The task => Give the listing again in full, exactly as written.

'''

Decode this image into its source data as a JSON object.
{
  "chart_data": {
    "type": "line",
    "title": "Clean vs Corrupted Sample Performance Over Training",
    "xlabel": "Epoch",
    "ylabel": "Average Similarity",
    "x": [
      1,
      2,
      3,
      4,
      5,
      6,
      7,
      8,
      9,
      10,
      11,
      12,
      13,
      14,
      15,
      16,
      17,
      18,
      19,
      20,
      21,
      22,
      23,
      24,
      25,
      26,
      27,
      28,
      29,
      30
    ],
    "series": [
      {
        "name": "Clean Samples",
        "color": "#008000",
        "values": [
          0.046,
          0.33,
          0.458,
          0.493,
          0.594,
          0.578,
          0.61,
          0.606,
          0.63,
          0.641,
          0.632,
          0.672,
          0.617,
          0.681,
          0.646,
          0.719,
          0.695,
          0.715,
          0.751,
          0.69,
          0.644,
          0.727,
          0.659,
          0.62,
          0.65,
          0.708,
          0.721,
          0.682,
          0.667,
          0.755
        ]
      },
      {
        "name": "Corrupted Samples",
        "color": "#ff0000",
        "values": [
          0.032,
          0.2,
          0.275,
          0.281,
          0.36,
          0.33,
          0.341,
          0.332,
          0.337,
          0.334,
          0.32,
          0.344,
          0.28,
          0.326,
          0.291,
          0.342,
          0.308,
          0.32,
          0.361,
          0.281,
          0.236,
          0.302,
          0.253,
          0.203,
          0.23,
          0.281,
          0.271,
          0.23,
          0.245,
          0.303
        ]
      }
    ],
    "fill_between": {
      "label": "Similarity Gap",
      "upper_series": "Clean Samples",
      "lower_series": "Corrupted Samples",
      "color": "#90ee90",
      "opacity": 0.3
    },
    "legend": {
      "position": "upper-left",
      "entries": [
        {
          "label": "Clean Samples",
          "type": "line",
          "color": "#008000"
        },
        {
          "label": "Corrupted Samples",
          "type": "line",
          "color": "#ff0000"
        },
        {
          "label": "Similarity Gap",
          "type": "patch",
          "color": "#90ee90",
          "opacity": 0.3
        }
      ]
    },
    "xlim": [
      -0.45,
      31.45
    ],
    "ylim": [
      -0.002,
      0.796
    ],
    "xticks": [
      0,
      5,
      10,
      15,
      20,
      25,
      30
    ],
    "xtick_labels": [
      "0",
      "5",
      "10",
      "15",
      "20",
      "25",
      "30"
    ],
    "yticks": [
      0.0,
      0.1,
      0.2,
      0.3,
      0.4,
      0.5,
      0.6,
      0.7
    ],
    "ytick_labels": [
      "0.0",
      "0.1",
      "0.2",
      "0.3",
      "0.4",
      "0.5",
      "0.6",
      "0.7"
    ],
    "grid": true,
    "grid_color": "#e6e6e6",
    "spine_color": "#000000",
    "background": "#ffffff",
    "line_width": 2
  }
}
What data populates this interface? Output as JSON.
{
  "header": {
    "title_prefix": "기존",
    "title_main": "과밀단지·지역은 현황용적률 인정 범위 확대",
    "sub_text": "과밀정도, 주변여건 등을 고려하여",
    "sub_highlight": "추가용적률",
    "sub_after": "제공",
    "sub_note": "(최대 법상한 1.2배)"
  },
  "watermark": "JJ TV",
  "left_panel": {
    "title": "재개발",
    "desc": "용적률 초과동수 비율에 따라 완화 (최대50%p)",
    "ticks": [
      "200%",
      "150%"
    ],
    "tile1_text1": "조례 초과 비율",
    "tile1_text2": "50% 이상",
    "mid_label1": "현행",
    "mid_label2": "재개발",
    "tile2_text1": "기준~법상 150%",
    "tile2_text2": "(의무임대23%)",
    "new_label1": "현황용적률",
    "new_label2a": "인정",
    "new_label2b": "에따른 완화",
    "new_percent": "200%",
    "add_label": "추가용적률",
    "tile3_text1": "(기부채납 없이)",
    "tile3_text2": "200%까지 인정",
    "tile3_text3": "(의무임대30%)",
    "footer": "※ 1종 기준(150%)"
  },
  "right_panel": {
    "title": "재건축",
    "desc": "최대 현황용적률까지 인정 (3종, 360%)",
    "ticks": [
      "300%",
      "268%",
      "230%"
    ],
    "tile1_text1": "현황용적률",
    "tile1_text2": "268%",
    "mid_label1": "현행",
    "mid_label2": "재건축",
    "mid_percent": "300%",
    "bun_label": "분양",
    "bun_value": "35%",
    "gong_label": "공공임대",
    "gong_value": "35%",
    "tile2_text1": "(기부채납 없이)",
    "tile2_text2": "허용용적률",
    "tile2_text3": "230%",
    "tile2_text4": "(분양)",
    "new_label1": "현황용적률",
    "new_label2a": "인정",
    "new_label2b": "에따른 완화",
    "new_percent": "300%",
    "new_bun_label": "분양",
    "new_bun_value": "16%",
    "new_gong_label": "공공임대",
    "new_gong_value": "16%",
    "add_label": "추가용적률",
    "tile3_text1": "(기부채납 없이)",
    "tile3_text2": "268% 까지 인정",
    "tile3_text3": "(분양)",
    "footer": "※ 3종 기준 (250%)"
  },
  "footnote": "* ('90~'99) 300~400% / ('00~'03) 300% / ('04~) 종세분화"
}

'''

Correct answer =>
Decode this image into its source data as a JSON object.
{
  "chart_data": {
    "type": "line",
    "title": "Clean vs Corrupted Sample Performance Over Training",
    "xlabel": "Epoch",
    "ylabel": "Average Similarity",
    "x": [
      1,
      2,
      3,
      4,
      5,
      6,
      7,
      8,
      9,
      10,
      11,
      12,
      13,
      14,
      15,
      16,
      17,
      18,
      19,
      20,
      21,
      22,
      23,
      24,
      25,
      26,
      27,
      28,
      29,
      30
    ],
    "series": [
      {
        "name": "Clean Samples",
        "color": "#008000",
        "values": [
          0.046,
          0.33,
          0.458,
          0.493,
          0.594,
          0.578,
          0.61,
          0.606,
          0.63,
          0.641,
          0.632,
          0.672,
          0.617,
          0.681,
          0.646,
          0.719,
          0.695,
          0.715,
          0.751,
          0.69,
          0.644,
          0.727,
          0.659,
          0.62,
          0.65,
          0.708,
          0.721,
          0.682,
          0.667,
          0.755
        ]
      },
      {
        "name": "Corrupted Samples",
        "color": "#ff0000",
        "values": [
          0.032,
          0.2,
          0.275,
          0.281,
          0.36,
          0.33,
          0.341,
          0.332,
          0.337,
          0.334,
          0.32,
          0.344,
          0.28,
          0.326,
          0.291,
          0.342,
          0.308,
          0.32,
          0.361,
          0.281,
          0.236,
          0.302,
          0.253,
          0.203,
          0.23,
          0.281,
          0.271,
          0.23,
          0.245,
          0.303
        ]
      }
    ],
    "fill_between": {
      "label": "Similarity Gap",
      "upper_series": "Clean Samples",
      "lower_series": "Corrupted Samples",
      "color": "#90ee90",
      "opacity": 0.3
    },
    "legend": {
      "position": "upper-left",
      "entries": [
        {
          "label": "Clean Samples",
          "type": "line",
          "color": "#008000"
        },
        {
          "label": "Corrupted Samples",
          "type": "line",
          "color": "#ff0000"
        },
        {
          "label": "Similarity Gap",
          "type": "patch",
          "color": "#90ee90",
          "opacity": 0.3
        }
      ]
    },
    "xlim": [
      -0.45,
      31.45
    ],
    "ylim": [
      -0.002,
      0.796
    ],
    "xticks": [
      0,
      5,
      10,
      15,
      20,
      25,
      30
    ],
    "xtick_labels": [
      "0",
      "5",
      "10",
      "15",
      "20",
      "25",
      "30"
    ],
    "yticks": [
      0.0,
      0.1,
      0.2,
      0.3,
      0.4,
      0.5,
      0.6,
      0.7
    ],
    "ytick_labels": [
      "0.0",
      "0.1",
      "0.2",
      "0.3",
      "0.4",
      "0.5",
      "0.6",
      "0.7"
    ],
    "grid": true,
    "grid_color": "#e6e6e6",
    "spine_color": "#000000",
    "background": "#ffffff",
    "line_width": 2
  }
}
What data populates this interface? Output as JSON.
{
  "header": {
    "title_prefix": "기존",
    "title_main": "과밀단지·지역은 현황용적률 인정 범위 확대",
    "sub_text": "과밀정도, 주변여건 등을 고려하여",
    "sub_highlight": "추가용적률",
    "sub_after": "제공",
    "sub_note": "(최대 법상한 1.2배)"
  },
  "watermark": "JJ TV",
  "left_panel": {
    "title": "재개발",
    "desc": "용적률 초과동수 비율에 따라 완화 (최대50%p)",
    "ticks": [
      "200%",
      "150%"
    ],
    "tile1_text1": "조례 초과 비율",
    "tile1_text2": "50% 이상",
    "mid_label1": "현행",
    "mid_label2": "재개발",
    "tile2_text1": "기준~법상 150%",
    "tile2_text2": "(의무임대23%)",
    "new_label1": "현황용적률",
    "new_label2a": "인정",
    "new_label2b": "에따른 완화",
    "new_percent": "200%",
    "add_label": "추가용적률",
    "tile3_text1": "(기부채납 없이)",
    "tile3_text2": "200%까지 인정",
    "tile3_text3": "(의무임대30%)",
    "footer": "※ 1종 기준(150%)"
  },
  "right_panel": {
    "title": "재건축",
    "desc": "최대 현황용적률까지 인정 (3종, 360%)",
    "ticks": [
      "300%",
      "268%",
      "230%"
    ],
    "tile1_text1": "현황용적률",
    "tile1_text2": "268%",
    "mid_label1": "현행",
    "mid_label2": "재건축",
    "mid_percent": "300%",
    "bun_label": "분양",
    "bun_value": "35%",
    "gong_label": "공공임대",
    "gong_value": "35%",
    "tile2_text1": "(기부채납 없이)",
    "tile2_text2": "허용용적률",
    "tile2_text3": "230%",
    "tile2_text4": "(분양)",
    "new_label1": "현황용적률",
    "new_label2a": "인정",
    "new_label2b": "에따른 완화",
    "new_percent": "300%",
    "new_bun_label": "분양",
    "new_bun_value": "16%",
    "new_gong_label": "공공임대",
    "new_gong_value": "16%",
    "add_label": "추가용적률",
    "tile3_text1": "(기부채납 없이)",
    "tile3_text2": "268% 까지 인정",
    "tile3_text3": "(분양)",
    "footer": "※ 3종 기준 (250%)"
  },
  "footnote": "* ('90~'99) 300~400% / ('00~'03) 300% / ('04~) 종세분화"
}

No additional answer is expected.